— begin MATERIAL FOR THIS EXERCISE —
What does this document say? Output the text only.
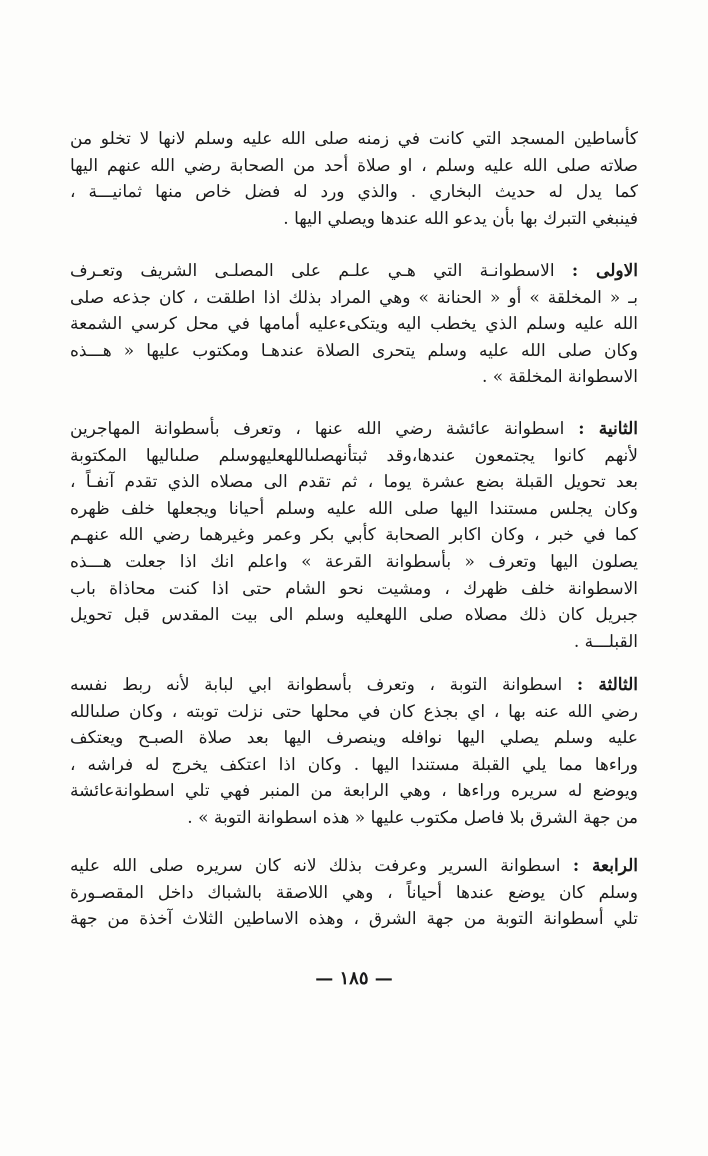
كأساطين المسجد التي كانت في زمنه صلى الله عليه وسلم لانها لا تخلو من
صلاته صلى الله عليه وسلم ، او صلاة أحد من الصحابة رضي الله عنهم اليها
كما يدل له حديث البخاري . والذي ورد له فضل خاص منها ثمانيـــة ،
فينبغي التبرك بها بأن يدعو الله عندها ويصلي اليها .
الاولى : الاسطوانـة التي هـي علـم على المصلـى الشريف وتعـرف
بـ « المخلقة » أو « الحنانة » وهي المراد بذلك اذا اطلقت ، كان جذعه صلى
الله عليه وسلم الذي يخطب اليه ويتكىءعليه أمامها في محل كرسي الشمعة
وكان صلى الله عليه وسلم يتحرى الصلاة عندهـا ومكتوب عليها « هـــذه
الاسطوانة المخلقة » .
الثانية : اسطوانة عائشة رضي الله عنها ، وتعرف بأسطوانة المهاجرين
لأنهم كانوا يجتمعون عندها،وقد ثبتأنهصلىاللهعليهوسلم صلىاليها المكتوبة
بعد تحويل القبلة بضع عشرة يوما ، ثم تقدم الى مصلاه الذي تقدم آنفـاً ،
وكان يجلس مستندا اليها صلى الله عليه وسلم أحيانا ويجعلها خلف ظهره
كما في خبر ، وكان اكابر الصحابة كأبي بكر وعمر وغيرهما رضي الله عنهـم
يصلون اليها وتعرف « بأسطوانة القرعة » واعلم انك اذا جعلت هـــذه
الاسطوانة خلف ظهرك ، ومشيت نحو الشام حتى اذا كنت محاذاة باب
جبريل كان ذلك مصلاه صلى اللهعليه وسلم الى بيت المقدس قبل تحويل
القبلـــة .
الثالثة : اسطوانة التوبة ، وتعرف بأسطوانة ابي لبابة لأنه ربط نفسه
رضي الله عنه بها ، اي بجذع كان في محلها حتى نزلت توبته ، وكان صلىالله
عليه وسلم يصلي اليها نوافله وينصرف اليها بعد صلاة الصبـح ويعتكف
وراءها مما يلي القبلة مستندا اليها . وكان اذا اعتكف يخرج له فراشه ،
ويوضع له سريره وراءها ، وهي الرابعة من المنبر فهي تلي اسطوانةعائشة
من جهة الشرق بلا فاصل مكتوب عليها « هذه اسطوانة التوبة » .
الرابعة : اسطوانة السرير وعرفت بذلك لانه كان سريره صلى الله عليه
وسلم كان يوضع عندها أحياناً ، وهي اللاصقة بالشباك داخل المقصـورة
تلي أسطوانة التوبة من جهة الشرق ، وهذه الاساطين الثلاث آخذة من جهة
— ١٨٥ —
— end MATERIAL FOR THIS EXERCISE —
— begin MATERIAL FOR THIS EXERCISE —
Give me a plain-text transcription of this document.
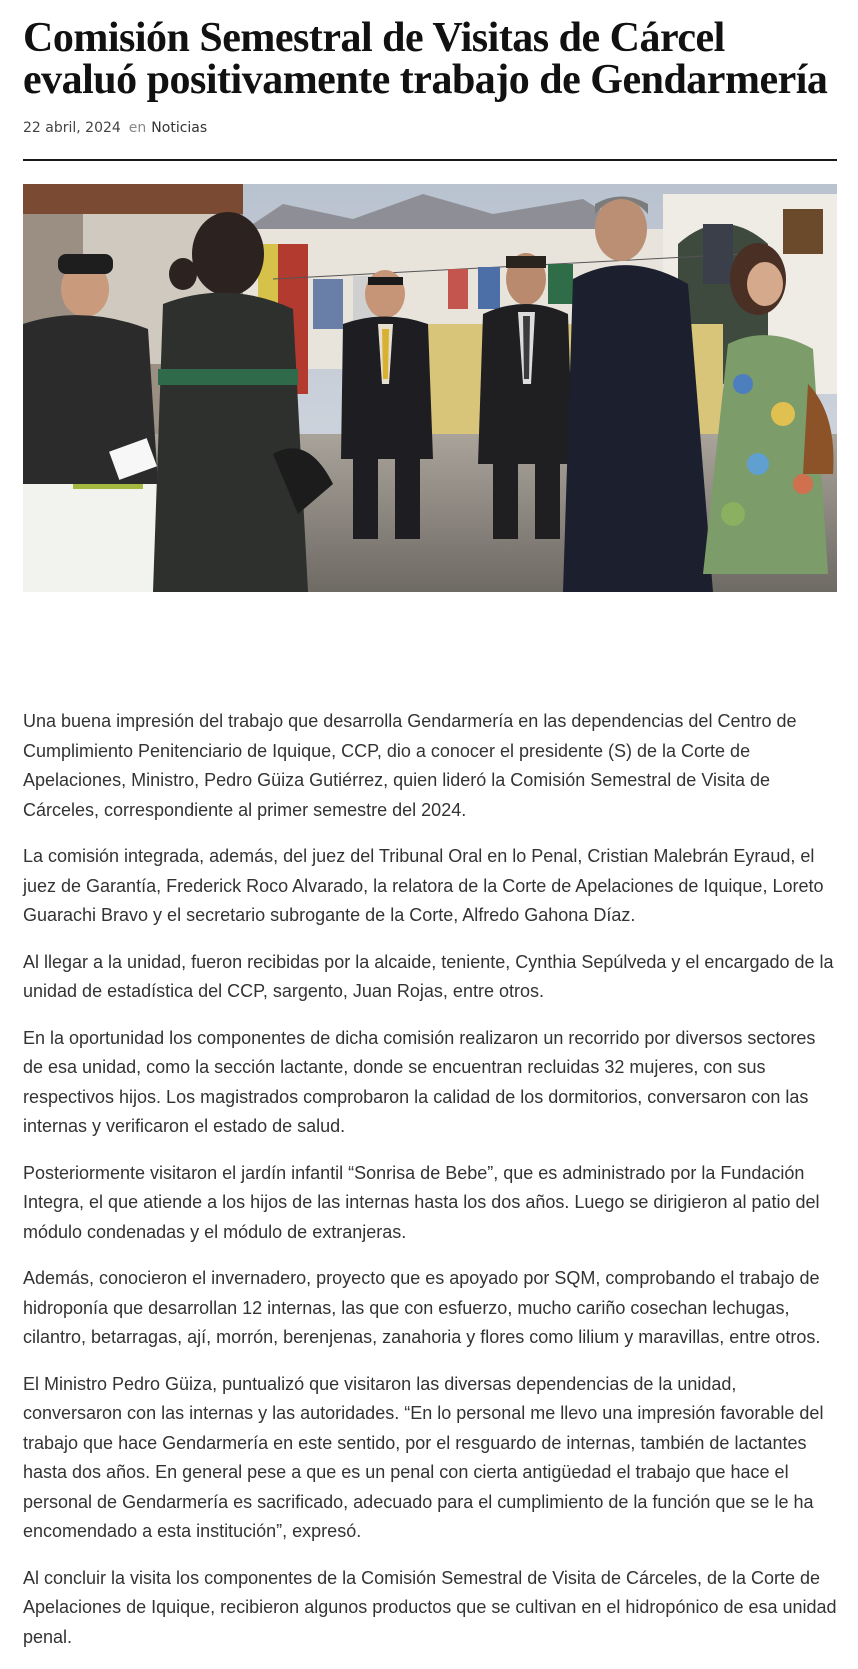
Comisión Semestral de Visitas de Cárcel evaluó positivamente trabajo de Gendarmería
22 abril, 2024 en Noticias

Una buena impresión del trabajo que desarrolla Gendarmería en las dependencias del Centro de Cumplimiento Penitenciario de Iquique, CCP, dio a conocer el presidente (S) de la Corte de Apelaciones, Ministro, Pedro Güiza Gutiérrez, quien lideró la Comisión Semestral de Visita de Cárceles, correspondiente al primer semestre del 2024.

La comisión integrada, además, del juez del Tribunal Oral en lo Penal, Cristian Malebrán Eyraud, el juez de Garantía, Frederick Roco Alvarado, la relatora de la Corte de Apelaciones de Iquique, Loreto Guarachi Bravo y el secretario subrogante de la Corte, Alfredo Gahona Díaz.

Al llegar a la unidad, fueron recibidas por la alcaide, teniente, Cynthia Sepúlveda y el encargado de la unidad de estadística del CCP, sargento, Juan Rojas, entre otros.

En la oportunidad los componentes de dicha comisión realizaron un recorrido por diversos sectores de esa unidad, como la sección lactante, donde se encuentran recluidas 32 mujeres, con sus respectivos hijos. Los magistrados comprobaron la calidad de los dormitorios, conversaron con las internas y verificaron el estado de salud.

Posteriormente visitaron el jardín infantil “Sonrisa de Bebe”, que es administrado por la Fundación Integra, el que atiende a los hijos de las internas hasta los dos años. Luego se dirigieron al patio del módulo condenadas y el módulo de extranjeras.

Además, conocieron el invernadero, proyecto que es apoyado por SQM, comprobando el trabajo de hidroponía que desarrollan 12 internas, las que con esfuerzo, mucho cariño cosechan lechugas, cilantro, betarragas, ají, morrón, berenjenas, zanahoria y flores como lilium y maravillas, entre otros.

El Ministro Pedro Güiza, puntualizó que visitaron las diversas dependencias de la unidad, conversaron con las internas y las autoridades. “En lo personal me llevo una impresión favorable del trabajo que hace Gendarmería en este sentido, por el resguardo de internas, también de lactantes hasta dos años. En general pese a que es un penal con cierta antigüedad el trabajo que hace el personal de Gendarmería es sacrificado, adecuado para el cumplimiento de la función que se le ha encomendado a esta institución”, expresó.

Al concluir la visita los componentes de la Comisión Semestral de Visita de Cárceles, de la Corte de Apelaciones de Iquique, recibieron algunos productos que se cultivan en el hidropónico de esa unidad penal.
— end MATERIAL FOR THIS EXERCISE —
Reproduce each line of the material containing the word "visitaron".

Posteriormente visitaron el jardín infantil “Sonrisa de Bebe”, que es administrado por la Fundación Integra, el que atiende a los hijos de las internas hasta los dos años. Luego se dirigieron al patio del módulo condenadas y el módulo de extranjeras.
El Ministro Pedro Güiza, puntualizó que visitaron las diversas dependencias de la unidad, conversaron con las internas y las autoridades. “En lo personal me llevo una impresión favorable del trabajo que hace Gendarmería en este sentido, por el resguardo de internas, también de lactantes hasta dos años. En general pese a que es un penal con cierta antigüedad el trabajo que hace el personal de Gendarmería es sacrificado, adecuado para el cumplimiento de la función que se le ha encomendado a esta institución”, expresó.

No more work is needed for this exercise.